Gather every line of the data below that contains the string "select".

── Record extracts ──

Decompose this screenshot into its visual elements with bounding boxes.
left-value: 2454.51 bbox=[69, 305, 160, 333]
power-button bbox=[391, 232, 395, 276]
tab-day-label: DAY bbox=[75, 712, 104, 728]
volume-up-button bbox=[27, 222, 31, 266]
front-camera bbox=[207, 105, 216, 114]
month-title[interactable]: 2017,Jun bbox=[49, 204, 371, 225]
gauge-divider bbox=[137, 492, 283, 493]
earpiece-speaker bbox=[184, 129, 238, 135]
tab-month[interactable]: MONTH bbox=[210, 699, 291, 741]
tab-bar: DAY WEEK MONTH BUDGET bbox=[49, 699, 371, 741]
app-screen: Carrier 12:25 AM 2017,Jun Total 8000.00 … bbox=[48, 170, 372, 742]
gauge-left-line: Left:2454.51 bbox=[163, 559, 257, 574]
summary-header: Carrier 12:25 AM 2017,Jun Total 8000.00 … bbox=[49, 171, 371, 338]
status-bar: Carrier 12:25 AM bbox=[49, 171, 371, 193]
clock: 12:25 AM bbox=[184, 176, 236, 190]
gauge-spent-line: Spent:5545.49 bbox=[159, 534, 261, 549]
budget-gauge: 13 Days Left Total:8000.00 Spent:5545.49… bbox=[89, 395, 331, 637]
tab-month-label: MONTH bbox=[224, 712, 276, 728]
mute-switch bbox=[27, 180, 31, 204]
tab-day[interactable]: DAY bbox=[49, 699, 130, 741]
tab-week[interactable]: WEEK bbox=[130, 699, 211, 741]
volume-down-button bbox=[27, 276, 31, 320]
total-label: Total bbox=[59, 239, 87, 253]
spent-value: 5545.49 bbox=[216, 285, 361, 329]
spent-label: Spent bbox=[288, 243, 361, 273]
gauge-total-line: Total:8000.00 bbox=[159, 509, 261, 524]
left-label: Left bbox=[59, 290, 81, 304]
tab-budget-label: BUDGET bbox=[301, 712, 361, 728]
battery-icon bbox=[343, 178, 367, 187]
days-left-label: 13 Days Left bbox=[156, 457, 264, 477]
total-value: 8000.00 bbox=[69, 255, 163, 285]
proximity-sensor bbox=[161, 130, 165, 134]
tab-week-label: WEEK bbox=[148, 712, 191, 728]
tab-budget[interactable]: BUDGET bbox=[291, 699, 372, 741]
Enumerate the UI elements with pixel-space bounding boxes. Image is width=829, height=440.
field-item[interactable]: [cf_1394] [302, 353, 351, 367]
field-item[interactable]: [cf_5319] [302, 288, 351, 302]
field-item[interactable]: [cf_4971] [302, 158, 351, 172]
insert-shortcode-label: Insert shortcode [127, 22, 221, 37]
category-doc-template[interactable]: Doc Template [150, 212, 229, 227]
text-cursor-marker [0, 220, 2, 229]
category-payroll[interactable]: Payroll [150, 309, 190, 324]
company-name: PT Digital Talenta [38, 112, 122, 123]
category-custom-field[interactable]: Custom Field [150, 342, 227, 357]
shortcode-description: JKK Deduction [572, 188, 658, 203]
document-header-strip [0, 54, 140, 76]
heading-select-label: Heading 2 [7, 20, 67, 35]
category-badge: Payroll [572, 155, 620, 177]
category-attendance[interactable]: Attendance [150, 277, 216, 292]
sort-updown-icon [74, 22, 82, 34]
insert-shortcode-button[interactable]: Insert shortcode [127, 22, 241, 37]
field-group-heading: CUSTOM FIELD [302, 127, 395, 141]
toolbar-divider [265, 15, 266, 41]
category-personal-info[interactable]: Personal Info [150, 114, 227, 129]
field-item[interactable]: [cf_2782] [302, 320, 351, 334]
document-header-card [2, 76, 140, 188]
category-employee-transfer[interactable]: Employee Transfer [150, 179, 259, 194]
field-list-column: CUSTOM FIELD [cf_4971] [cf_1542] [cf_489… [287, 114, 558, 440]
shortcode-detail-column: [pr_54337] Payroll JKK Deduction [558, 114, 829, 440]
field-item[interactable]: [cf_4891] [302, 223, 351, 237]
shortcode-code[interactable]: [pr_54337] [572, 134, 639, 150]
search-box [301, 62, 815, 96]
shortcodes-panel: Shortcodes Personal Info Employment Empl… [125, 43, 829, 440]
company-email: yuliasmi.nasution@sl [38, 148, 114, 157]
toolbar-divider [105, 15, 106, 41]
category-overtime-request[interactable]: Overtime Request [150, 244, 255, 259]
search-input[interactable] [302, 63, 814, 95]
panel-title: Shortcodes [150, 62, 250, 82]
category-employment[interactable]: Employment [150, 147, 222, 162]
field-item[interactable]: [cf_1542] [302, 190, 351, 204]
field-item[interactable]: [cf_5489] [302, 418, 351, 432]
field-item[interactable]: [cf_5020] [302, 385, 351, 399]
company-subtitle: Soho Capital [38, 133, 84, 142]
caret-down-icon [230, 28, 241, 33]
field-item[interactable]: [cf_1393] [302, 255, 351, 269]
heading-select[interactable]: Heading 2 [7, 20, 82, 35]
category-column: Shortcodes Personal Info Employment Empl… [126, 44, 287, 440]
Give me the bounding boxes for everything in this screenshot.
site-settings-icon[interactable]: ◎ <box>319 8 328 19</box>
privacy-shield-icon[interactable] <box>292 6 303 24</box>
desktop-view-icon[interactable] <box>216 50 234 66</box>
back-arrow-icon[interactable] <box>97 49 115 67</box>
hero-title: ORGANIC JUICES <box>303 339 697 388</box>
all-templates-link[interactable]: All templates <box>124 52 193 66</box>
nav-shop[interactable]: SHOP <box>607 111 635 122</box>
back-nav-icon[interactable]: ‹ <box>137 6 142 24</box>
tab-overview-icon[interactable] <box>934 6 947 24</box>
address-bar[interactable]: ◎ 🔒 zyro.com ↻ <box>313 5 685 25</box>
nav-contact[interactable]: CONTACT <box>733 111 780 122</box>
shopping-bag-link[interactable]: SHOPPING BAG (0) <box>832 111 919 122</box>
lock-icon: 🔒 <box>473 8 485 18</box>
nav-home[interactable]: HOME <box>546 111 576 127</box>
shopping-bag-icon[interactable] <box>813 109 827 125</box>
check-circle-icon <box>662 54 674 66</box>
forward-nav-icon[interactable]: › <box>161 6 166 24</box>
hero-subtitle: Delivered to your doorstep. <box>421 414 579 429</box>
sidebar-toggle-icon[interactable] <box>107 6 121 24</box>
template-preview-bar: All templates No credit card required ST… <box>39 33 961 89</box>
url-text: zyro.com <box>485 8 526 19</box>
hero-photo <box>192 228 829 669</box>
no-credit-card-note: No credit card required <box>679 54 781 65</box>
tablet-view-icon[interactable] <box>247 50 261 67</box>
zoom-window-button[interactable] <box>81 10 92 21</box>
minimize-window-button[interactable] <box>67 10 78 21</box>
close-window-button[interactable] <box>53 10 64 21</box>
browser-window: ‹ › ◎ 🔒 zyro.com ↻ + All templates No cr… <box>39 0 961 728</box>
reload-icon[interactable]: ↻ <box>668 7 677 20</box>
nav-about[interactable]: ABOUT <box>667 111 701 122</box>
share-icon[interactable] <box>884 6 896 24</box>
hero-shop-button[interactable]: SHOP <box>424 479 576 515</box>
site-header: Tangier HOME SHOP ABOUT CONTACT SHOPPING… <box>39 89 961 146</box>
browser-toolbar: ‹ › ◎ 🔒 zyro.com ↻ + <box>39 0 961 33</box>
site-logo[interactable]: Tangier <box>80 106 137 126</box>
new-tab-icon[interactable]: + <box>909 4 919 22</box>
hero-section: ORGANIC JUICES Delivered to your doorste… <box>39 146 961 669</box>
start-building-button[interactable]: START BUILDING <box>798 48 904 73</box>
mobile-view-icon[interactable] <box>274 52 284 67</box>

───

→ **Written answer**:
heading-select-label: Heading 2 [7, 20, 67, 35]
heading-select[interactable]: Heading 2 [7, 20, 82, 35]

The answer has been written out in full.